→ Problem statement
In the entries, find all lines that hold the word "国防科技大学工程师" and copy them.

→ Given records
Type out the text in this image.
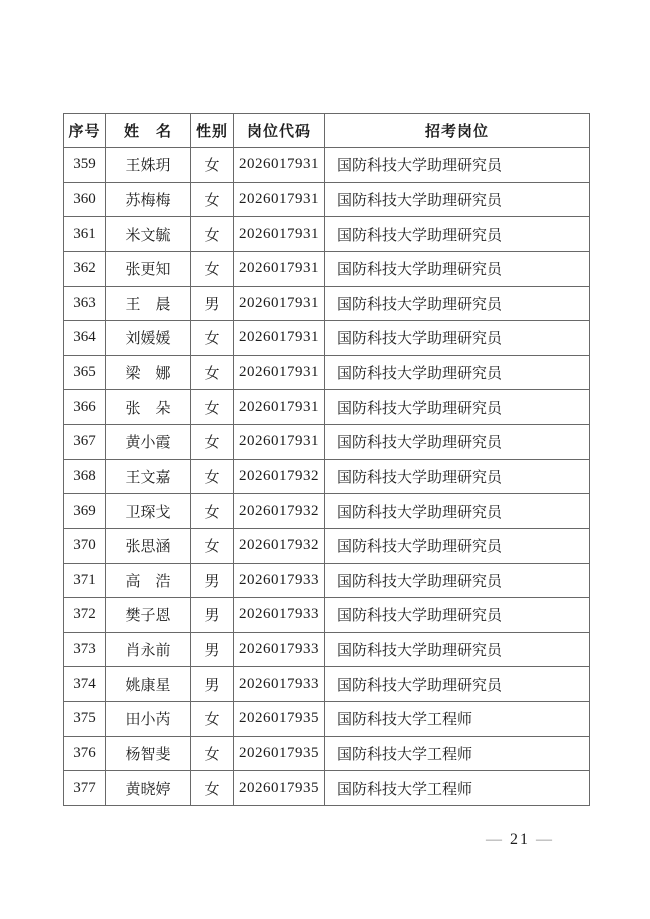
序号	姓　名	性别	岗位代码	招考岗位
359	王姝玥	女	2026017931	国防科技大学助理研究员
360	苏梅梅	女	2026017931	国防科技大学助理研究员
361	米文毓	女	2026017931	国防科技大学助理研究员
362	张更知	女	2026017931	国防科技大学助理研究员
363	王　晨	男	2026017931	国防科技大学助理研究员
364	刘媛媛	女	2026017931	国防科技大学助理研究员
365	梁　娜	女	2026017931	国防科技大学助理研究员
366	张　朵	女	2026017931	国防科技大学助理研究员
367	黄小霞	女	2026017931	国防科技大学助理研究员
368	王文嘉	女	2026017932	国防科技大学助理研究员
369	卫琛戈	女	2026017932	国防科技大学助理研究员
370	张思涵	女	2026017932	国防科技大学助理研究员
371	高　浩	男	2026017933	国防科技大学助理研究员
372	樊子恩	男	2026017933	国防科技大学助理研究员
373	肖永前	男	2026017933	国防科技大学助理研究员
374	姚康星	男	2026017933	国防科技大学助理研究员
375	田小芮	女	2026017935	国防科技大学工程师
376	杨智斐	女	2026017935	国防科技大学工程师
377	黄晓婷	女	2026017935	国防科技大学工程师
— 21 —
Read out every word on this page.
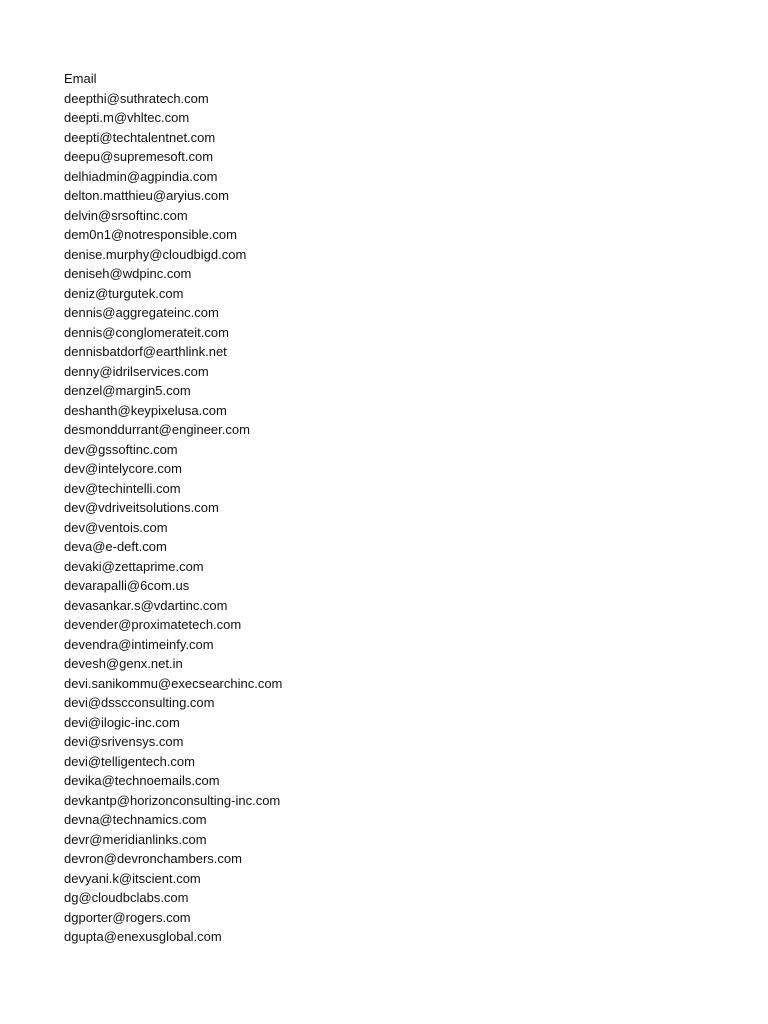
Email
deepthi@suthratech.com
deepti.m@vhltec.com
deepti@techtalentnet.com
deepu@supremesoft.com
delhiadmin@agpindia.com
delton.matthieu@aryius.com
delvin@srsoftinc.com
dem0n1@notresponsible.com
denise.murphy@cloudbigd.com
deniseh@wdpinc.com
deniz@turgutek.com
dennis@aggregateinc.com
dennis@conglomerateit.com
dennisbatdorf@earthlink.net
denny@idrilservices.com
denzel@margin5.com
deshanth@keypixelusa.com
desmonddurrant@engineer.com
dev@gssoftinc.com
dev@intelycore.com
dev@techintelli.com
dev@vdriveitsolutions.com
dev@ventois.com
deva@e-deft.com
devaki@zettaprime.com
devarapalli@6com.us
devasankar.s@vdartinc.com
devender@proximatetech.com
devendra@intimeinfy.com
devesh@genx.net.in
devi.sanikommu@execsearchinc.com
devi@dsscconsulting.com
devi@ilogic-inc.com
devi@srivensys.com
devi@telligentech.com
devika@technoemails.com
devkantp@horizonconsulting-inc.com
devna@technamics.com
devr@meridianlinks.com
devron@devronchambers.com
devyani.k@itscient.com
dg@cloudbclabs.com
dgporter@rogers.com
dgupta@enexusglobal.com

→ Worked answer
375	田小芮	女	2026017935	国防科技大学工程师
376	杨智斐	女	2026017935	国防科技大学工程师
377	黄晓婷	女	2026017935	国防科技大学工程师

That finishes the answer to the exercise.